Would you restate all the data that follows, word for word?

Stored items:
—————
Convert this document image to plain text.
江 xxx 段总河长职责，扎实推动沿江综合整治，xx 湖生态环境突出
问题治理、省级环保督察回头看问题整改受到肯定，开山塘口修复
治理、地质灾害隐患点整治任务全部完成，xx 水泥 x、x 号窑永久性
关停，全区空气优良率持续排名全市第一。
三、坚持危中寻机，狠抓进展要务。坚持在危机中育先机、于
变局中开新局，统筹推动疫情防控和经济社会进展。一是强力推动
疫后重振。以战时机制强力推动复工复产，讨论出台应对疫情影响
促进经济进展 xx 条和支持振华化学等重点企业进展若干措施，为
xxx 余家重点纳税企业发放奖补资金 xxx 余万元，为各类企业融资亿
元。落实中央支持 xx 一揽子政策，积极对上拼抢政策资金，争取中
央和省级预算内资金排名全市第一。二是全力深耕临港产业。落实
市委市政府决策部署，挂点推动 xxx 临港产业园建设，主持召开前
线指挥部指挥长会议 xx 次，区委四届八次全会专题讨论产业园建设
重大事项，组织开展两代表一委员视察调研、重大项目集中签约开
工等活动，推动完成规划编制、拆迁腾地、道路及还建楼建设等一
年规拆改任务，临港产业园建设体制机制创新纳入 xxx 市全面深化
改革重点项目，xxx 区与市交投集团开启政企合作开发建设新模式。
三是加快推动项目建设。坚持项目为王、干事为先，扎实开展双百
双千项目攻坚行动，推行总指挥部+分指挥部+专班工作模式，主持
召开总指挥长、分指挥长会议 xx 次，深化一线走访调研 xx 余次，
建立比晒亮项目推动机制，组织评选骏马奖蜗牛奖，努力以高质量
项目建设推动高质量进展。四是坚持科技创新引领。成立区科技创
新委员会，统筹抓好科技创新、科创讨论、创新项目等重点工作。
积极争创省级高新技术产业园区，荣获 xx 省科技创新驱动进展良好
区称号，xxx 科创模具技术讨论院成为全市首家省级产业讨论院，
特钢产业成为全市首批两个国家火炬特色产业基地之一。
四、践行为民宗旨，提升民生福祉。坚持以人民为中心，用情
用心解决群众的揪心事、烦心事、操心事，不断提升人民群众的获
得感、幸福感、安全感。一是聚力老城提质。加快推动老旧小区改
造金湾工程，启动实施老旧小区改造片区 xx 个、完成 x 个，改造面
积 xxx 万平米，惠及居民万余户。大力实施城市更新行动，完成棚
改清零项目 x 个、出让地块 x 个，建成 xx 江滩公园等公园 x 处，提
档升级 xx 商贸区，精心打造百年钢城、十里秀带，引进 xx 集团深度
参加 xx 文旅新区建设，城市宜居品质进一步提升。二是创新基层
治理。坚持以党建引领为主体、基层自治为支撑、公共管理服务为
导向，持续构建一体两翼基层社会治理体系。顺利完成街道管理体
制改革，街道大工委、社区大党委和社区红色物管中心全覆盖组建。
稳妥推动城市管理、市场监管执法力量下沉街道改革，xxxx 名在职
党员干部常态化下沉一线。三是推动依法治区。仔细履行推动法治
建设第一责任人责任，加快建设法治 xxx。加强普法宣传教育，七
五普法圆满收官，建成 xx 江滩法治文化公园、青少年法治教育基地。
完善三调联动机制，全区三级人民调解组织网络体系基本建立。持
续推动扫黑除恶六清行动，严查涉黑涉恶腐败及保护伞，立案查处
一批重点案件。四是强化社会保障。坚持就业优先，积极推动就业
—————
Solution below:
Convert this document image to plain text.
江 xxx 段总河长职责，扎实推动沿江综合整治，xx 湖生态环境突出
问题治理、省级环保督察回头看问题整改受到肯定，开山塘口修复
治理、地质灾害隐患点整治任务全部完成，xx 水泥 x、x 号窑永久性
关停，全区空气优良率持续排名全市第一。
三、坚持危中寻机，狠抓进展要务。坚持在危机中育先机、于
变局中开新局，统筹推动疫情防控和经济社会进展。一是强力推动
疫后重振。以战时机制强力推动复工复产，讨论出台应对疫情影响
促进经济进展 xx 条和支持振华化学等重点企业进展若干措施，为
xxx 余家重点纳税企业发放奖补资金 xxx 余万元，为各类企业融资亿
元。落实中央支持 xx 一揽子政策，积极对上拼抢政策资金，争取中
央和省级预算内资金排名全市第一。二是全力深耕临港产业。落实
市委市政府决策部署，挂点推动 xxx 临港产业园建设，主持召开前
线指挥部指挥长会议 xx 次，区委四届八次全会专题讨论产业园建设
重大事项，组织开展两代表一委员视察调研、重大项目集中签约开
工等活动，推动完成规划编制、拆迁腾地、道路及还建楼建设等一
年规拆改任务，临港产业园建设体制机制创新纳入 xxx 市全面深化
改革重点项目，xxx 区与市交投集团开启政企合作开发建设新模式。
三是加快推动项目建设。坚持项目为王、干事为先，扎实开展双百
双千项目攻坚行动，推行总指挥部+分指挥部+专班工作模式，主持
召开总指挥长、分指挥长会议 xx 次，深化一线走访调研 xx 余次，
建立比晒亮项目推动机制，组织评选骏马奖蜗牛奖，努力以高质量
项目建设推动高质量进展。四是坚持科技创新引领。成立区科技创
新委员会，统筹抓好科技创新、科创讨论、创新项目等重点工作。
积极争创省级高新技术产业园区，荣获 xx 省科技创新驱动进展良好
区称号，xxx 科创模具技术讨论院成为全市首家省级产业讨论院，
特钢产业成为全市首批两个国家火炬特色产业基地之一。
四、践行为民宗旨，提升民生福祉。坚持以人民为中心，用情
用心解决群众的揪心事、烦心事、操心事，不断提升人民群众的获
得感、幸福感、安全感。一是聚力老城提质。加快推动老旧小区改
造金湾工程，启动实施老旧小区改造片区 xx 个、完成 x 个，改造面
积 xxx 万平米，惠及居民万余户。大力实施城市更新行动，完成棚
改清零项目 x 个、出让地块 x 个，建成 xx 江滩公园等公园 x 处，提
档升级 xx 商贸区，精心打造百年钢城、十里秀带，引进 xx 集团深度
参加 xx 文旅新区建设，城市宜居品质进一步提升。二是创新基层
治理。坚持以党建引领为主体、基层自治为支撑、公共管理服务为
导向，持续构建一体两翼基层社会治理体系。顺利完成街道管理体
制改革，街道大工委、社区大党委和社区红色物管中心全覆盖组建。
稳妥推动城市管理、市场监管执法力量下沉街道改革，xxxx 名在职
党员干部常态化下沉一线。三是推动依法治区。仔细履行推动法治
建设第一责任人责任，加快建设法治 xxx。加强普法宣传教育，七
五普法圆满收官，建成 xx 江滩法治文化公园、青少年法治教育基地。
完善三调联动机制，全区三级人民调解组织网络体系基本建立。持
续推动扫黑除恶六清行动，严查涉黑涉恶腐败及保护伞，立案查处
一批重点案件。四是强化社会保障。坚持就业优先，积极推动就业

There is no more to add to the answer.